* **PROBLEM STATEMENT**: Copy out each line of the data holding "ради".

* **WORKING DATA**:
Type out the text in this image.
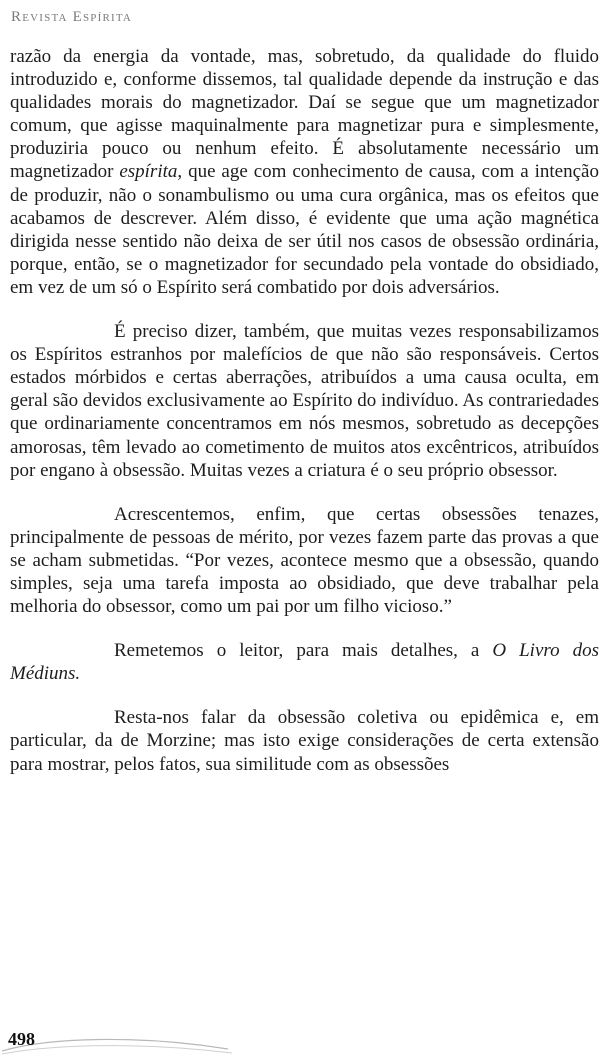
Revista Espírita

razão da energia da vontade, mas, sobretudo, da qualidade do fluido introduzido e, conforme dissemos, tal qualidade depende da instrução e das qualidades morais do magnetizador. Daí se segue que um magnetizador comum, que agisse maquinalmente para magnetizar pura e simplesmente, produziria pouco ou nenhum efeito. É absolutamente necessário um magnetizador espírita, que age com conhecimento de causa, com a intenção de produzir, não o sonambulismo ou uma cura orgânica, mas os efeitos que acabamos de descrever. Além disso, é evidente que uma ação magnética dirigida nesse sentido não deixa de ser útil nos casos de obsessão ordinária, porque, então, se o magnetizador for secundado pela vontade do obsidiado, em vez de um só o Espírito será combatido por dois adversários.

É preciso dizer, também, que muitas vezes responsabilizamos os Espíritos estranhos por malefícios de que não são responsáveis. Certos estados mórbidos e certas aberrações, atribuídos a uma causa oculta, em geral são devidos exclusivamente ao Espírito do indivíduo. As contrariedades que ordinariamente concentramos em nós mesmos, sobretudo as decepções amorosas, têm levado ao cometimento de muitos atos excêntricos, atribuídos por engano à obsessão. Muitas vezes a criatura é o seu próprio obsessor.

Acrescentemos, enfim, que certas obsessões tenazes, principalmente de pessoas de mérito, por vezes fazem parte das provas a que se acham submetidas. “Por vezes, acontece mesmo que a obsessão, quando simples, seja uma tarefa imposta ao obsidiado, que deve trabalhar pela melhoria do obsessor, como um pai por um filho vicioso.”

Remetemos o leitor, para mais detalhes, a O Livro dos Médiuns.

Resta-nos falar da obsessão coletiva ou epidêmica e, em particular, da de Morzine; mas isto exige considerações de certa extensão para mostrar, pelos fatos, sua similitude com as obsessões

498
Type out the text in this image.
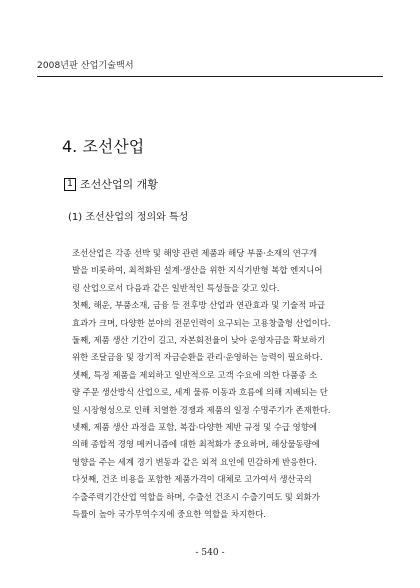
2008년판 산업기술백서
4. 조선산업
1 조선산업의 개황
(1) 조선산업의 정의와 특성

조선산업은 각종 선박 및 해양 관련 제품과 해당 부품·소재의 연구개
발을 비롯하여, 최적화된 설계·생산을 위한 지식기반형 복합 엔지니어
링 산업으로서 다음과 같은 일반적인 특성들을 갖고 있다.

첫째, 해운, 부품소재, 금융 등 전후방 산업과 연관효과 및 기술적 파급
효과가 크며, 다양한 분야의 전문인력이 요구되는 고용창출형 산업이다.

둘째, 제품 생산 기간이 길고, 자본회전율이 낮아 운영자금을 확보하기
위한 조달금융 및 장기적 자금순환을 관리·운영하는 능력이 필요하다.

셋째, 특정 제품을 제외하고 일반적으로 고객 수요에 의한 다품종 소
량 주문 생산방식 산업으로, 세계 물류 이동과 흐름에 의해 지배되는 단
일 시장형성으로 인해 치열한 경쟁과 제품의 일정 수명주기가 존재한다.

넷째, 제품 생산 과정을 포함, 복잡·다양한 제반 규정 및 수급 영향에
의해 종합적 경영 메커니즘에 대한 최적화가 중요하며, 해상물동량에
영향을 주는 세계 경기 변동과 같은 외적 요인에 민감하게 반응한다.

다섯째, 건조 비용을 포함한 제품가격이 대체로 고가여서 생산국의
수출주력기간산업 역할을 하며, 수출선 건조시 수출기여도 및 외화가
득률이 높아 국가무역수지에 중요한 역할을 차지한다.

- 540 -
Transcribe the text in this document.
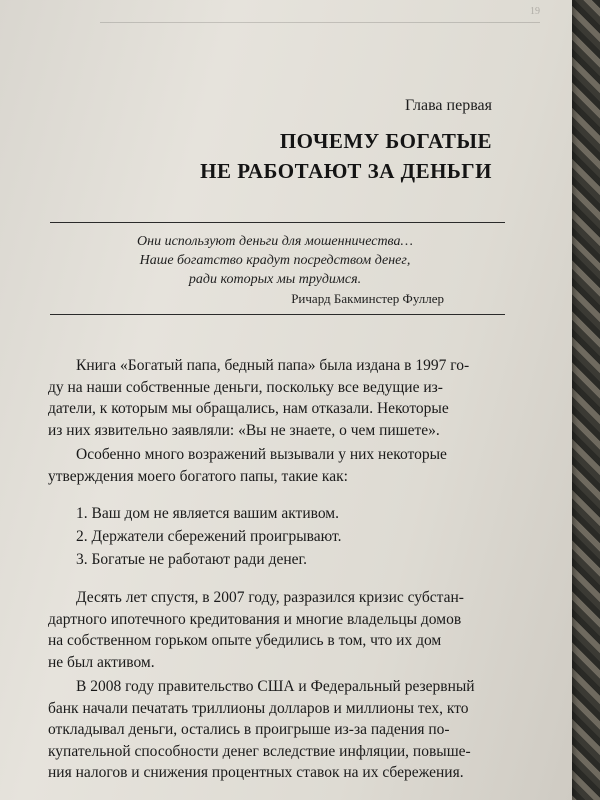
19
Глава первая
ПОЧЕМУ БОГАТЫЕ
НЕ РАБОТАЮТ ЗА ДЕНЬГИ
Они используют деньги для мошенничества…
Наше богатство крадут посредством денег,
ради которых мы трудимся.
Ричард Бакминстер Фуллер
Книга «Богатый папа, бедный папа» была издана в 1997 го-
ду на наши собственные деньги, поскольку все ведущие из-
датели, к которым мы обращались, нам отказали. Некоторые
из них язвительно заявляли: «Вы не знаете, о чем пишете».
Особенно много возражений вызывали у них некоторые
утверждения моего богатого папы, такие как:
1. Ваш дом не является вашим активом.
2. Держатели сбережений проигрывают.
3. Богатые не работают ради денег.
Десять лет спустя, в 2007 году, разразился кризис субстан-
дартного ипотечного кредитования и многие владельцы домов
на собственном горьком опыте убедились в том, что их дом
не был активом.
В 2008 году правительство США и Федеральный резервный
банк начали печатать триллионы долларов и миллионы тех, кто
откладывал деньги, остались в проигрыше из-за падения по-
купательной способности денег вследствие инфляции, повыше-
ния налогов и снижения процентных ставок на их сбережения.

* * *

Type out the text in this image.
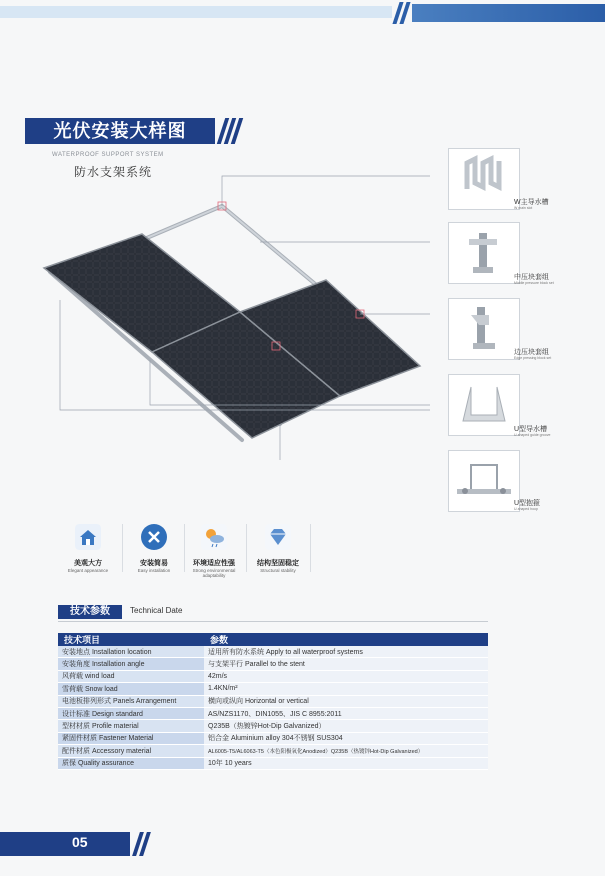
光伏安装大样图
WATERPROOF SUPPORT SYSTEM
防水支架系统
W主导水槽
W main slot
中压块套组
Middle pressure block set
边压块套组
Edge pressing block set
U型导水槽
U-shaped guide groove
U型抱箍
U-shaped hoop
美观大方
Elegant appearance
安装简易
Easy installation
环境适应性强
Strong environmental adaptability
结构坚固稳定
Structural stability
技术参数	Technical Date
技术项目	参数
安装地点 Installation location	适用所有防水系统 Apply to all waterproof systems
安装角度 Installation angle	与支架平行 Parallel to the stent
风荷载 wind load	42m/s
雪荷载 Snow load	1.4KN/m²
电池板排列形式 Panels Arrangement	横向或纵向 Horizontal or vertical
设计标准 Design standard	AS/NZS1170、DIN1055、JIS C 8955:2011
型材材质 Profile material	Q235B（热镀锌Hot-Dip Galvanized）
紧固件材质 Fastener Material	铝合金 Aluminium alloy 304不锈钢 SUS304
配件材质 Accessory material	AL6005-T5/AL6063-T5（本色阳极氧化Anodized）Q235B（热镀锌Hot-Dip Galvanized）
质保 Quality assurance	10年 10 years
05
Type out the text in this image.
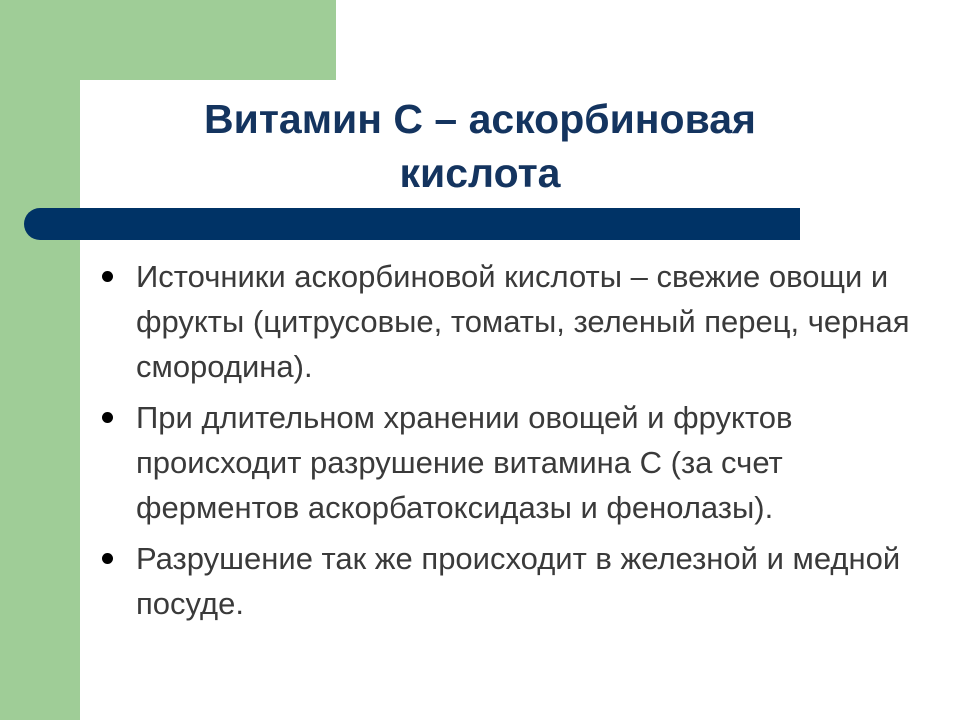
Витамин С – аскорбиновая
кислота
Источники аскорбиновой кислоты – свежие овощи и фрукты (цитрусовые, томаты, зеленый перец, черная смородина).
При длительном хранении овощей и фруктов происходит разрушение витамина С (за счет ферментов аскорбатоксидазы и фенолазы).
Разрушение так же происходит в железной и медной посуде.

* * *

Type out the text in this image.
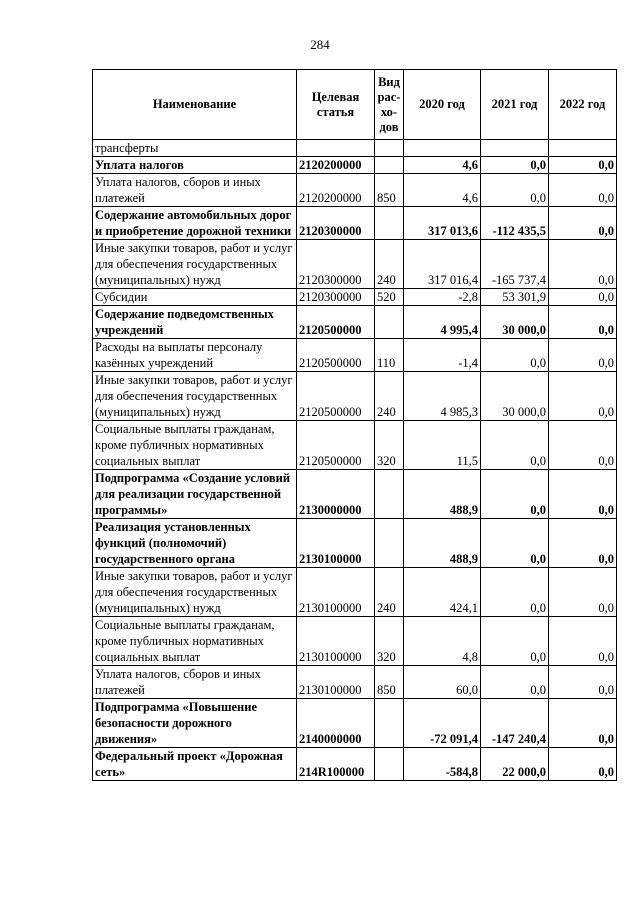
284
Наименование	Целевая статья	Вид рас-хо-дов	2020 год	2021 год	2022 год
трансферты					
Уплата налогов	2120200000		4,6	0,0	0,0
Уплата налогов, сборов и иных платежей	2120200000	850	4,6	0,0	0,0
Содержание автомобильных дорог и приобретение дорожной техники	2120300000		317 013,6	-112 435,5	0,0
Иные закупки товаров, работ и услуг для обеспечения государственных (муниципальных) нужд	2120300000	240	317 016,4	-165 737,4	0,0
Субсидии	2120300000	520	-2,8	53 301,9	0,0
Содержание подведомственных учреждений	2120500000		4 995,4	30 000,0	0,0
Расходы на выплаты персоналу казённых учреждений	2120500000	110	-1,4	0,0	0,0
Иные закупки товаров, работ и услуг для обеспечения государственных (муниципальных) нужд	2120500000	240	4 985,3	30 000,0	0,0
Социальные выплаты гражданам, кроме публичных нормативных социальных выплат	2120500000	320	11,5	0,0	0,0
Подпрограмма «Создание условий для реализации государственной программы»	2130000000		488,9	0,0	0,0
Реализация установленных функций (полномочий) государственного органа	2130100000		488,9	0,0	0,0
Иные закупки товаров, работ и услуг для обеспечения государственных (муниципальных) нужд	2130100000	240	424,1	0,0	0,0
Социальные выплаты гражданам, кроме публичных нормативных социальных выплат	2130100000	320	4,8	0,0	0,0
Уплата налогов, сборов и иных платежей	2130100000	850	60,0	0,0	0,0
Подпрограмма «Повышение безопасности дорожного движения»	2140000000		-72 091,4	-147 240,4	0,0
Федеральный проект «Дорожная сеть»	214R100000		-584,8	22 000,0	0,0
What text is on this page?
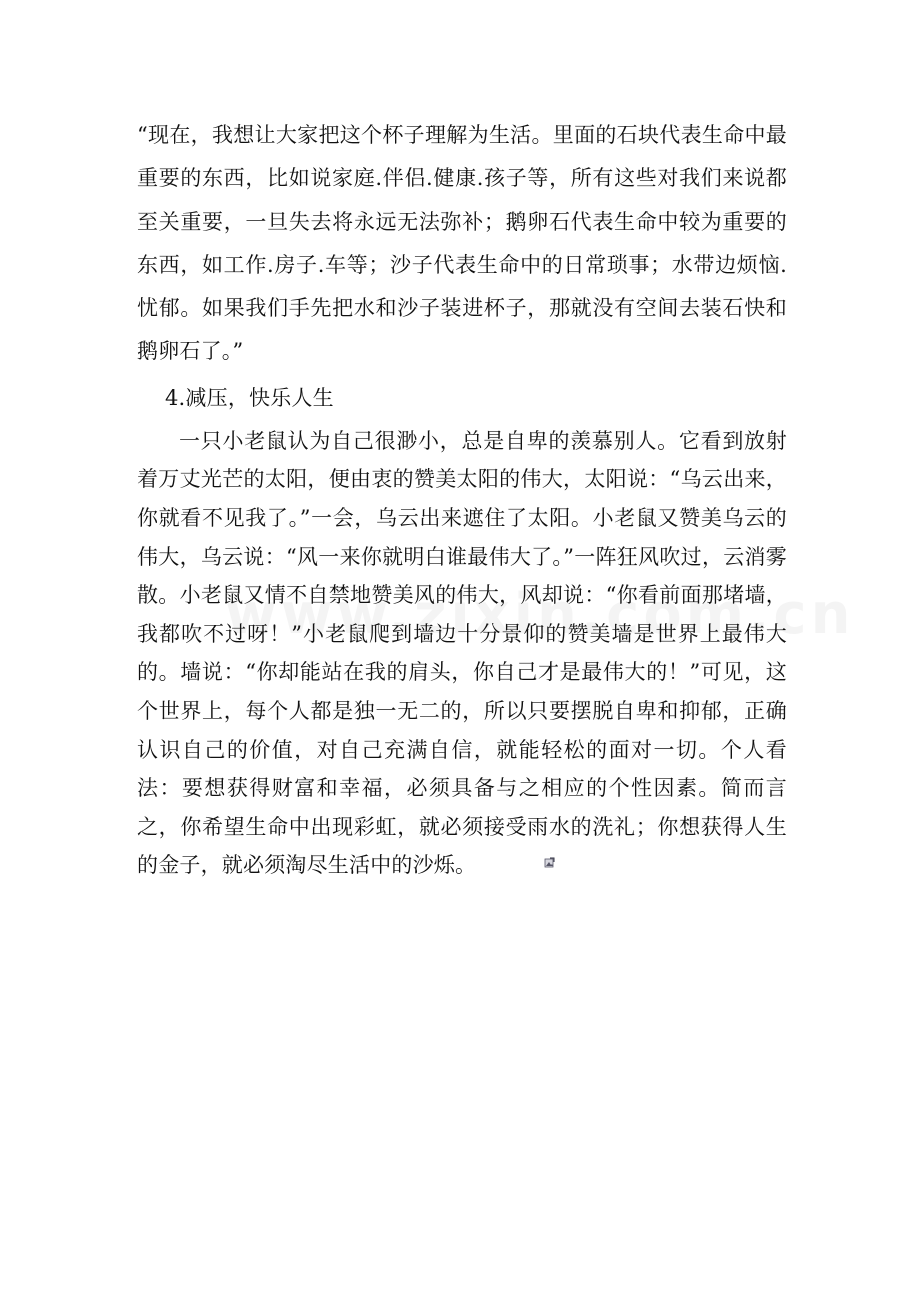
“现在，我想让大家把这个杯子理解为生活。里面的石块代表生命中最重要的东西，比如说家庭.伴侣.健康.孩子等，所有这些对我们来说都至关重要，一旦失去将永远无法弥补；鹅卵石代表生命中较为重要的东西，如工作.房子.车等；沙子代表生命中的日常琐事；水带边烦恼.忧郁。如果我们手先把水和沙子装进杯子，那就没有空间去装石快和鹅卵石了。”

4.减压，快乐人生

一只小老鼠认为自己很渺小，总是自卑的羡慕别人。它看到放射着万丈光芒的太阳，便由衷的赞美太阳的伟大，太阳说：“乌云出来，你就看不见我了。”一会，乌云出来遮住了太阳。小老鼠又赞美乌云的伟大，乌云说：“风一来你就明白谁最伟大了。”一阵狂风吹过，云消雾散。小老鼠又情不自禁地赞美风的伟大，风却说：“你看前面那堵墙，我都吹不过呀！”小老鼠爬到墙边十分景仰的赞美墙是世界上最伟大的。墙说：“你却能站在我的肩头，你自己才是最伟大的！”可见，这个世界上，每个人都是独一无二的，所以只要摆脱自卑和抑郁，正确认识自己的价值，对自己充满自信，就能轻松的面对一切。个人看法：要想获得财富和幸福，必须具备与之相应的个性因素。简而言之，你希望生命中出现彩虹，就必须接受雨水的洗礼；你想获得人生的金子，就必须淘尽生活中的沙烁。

* **SOLUTION FOR THIS EXERCISE**:
ради которых мы трудимся.
3. Богатые не работают ради денег.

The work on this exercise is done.